**Material provided:**
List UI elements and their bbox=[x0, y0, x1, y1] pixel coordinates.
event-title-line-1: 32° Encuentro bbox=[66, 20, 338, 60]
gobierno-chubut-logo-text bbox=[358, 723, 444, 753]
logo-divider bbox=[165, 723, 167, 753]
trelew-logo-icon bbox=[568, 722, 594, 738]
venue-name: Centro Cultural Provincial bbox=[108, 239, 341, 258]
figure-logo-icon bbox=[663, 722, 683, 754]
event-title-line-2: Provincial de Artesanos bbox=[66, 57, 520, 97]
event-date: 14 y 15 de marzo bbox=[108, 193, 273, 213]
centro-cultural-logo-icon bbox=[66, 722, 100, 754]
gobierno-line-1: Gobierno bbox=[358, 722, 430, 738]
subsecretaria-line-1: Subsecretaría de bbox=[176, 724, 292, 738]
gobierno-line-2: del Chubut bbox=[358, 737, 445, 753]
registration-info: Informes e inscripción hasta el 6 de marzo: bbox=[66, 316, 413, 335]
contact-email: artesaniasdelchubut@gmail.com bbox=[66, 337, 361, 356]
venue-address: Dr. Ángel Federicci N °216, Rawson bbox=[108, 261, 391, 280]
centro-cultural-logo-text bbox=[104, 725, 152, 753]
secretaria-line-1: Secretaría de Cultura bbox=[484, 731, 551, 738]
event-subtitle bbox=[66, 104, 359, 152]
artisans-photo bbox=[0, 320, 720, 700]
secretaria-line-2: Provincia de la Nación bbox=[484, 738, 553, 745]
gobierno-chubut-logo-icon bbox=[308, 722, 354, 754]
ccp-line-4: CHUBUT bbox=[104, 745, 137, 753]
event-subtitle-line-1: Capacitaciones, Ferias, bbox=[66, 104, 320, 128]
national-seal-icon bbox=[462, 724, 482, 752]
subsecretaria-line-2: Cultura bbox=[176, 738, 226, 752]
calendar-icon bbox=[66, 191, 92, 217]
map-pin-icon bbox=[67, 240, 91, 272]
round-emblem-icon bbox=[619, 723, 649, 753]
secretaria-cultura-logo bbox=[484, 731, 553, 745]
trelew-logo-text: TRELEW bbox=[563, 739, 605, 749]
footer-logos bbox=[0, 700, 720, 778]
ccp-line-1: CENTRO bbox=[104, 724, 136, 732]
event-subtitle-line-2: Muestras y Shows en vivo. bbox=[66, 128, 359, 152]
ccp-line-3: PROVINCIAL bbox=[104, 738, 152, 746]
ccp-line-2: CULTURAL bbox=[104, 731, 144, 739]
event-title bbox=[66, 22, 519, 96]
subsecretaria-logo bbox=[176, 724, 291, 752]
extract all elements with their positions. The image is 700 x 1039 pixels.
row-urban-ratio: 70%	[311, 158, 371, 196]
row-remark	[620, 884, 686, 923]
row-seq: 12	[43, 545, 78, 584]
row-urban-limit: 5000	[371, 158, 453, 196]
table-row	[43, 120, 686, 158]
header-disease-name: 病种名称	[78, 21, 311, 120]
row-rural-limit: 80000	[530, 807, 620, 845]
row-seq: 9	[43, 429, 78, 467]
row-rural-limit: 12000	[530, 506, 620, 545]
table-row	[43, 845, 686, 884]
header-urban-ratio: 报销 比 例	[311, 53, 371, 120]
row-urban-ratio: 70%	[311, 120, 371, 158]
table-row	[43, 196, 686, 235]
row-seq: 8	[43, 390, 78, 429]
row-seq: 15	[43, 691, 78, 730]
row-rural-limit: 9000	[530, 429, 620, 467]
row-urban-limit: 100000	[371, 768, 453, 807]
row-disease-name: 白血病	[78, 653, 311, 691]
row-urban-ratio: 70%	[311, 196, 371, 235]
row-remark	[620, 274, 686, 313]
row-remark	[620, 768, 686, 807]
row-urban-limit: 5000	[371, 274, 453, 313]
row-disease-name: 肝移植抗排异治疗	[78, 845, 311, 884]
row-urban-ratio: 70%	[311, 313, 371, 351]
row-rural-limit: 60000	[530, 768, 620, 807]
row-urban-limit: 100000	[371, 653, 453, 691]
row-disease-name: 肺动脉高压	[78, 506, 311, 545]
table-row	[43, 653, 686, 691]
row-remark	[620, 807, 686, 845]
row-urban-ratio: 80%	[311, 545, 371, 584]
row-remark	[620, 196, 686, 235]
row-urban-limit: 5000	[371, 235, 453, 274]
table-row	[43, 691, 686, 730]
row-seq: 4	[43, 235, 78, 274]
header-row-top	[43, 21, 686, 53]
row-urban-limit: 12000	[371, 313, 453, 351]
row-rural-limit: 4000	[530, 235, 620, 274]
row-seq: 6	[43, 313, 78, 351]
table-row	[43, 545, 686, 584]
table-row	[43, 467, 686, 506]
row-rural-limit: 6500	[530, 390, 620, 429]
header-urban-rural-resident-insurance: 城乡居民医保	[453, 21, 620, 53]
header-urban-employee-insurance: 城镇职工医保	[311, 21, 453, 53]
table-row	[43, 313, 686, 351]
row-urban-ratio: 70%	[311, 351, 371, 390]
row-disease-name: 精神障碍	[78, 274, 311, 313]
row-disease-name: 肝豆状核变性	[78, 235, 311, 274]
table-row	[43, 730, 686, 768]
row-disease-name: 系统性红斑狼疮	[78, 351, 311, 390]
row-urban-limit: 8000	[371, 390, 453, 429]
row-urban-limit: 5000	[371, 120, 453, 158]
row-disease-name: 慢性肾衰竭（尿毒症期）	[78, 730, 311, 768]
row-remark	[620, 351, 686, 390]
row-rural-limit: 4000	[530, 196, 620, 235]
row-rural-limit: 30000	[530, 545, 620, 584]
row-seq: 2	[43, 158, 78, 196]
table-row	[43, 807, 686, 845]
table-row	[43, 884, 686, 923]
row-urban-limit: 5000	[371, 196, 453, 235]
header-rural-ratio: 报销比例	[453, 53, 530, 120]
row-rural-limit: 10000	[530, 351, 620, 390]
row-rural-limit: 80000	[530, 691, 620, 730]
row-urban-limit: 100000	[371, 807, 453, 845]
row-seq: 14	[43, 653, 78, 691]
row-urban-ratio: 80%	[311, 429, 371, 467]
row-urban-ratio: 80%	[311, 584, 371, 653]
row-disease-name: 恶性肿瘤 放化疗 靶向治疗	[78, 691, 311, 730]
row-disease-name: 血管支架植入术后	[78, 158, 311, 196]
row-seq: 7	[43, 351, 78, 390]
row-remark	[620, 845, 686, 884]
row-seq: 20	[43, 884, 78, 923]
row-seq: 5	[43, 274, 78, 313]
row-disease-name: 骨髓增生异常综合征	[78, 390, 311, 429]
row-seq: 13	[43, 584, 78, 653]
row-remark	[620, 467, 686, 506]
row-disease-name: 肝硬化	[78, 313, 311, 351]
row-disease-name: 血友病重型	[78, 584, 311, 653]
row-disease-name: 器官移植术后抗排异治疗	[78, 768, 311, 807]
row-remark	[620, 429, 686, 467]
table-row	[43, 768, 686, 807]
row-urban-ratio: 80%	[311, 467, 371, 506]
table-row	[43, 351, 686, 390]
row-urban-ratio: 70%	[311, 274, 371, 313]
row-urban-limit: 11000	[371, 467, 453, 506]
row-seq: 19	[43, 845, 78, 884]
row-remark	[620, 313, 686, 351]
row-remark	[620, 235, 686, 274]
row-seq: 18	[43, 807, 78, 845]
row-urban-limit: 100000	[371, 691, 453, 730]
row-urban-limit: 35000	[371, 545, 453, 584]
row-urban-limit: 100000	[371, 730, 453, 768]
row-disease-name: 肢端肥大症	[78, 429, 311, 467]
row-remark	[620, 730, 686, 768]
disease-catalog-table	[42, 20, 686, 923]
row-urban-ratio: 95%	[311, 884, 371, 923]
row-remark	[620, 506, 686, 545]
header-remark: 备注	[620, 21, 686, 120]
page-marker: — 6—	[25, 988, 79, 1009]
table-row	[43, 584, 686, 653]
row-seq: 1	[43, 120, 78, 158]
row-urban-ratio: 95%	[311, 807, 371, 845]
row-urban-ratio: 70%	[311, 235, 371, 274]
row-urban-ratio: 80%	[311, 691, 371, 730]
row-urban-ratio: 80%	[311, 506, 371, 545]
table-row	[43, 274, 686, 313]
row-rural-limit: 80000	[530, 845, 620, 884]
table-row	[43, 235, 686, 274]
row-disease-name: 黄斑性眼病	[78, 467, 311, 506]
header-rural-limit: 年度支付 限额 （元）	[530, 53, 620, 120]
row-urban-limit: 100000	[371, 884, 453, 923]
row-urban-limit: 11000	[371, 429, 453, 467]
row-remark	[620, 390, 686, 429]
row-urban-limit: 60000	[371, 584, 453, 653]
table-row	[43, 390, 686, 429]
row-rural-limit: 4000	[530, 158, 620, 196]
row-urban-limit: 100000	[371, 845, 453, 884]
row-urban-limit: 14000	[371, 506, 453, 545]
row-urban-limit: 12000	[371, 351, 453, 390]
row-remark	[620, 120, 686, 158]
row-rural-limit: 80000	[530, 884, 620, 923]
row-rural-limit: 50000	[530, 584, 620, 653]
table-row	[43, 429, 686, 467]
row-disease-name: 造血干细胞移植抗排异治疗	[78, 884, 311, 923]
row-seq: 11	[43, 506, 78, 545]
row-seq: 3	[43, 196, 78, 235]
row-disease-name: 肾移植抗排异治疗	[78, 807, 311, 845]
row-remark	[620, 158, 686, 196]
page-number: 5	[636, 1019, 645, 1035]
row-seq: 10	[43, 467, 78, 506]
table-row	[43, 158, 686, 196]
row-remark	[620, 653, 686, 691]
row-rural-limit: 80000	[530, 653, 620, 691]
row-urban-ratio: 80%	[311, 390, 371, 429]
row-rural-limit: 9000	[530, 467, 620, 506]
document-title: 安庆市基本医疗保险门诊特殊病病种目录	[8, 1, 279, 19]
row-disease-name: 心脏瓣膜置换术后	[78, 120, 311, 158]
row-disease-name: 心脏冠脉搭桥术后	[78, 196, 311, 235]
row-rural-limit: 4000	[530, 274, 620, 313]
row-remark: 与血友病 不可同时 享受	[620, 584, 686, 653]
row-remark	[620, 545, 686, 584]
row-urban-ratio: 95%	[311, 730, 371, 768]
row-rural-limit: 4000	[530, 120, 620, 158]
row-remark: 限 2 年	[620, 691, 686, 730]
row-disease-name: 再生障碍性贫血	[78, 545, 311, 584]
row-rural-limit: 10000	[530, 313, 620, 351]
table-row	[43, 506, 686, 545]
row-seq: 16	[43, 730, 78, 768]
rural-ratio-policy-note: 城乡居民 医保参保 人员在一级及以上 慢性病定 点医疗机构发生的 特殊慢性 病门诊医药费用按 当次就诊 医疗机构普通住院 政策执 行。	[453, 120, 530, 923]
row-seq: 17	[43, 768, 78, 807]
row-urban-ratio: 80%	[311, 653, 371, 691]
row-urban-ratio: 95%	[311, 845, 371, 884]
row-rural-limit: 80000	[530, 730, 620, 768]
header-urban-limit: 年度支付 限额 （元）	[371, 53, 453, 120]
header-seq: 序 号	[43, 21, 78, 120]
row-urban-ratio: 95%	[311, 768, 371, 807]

**Aim of the task:**
Extract every line of the items word for word, beginning with the very first line and continuing through the line containing "map-pin-icon bbox=[67, 240, 91, 272]", including that line.

**Exercise answer:**
List UI elements and their bbox=[x0, y0, x1, y1] pixel coordinates.
event-title-line-1: 32° Encuentro bbox=[66, 20, 338, 60]
gobierno-chubut-logo-text bbox=[358, 723, 444, 753]
logo-divider bbox=[165, 723, 167, 753]
trelew-logo-icon bbox=[568, 722, 594, 738]
venue-name: Centro Cultural Provincial bbox=[108, 239, 341, 258]
figure-logo-icon bbox=[663, 722, 683, 754]
event-title-line-2: Provincial de Artesanos bbox=[66, 57, 520, 97]
event-date: 14 y 15 de marzo bbox=[108, 193, 273, 213]
centro-cultural-logo-icon bbox=[66, 722, 100, 754]
gobierno-line-1: Gobierno bbox=[358, 722, 430, 738]
subsecretaria-line-1: Subsecretaría de bbox=[176, 724, 292, 738]
gobierno-line-2: del Chubut bbox=[358, 737, 445, 753]
registration-info: Informes e inscripción hasta el 6 de marzo: bbox=[66, 316, 413, 335]
contact-email: artesaniasdelchubut@gmail.com bbox=[66, 337, 361, 356]
venue-address: Dr. Ángel Federicci N °216, Rawson bbox=[108, 261, 391, 280]
centro-cultural-logo-text bbox=[104, 725, 152, 753]
secretaria-line-1: Secretaría de Cultura bbox=[484, 731, 551, 738]
event-subtitle bbox=[66, 104, 359, 152]
artisans-photo bbox=[0, 320, 720, 700]
secretaria-line-2: Provincia de la Nación bbox=[484, 738, 553, 745]
gobierno-chubut-logo-icon bbox=[308, 722, 354, 754]
ccp-line-4: CHUBUT bbox=[104, 745, 137, 753]
event-subtitle-line-1: Capacitaciones, Ferias, bbox=[66, 104, 320, 128]
national-seal-icon bbox=[462, 724, 482, 752]
subsecretaria-line-2: Cultura bbox=[176, 738, 226, 752]
calendar-icon bbox=[66, 191, 92, 217]
map-pin-icon bbox=[67, 240, 91, 272]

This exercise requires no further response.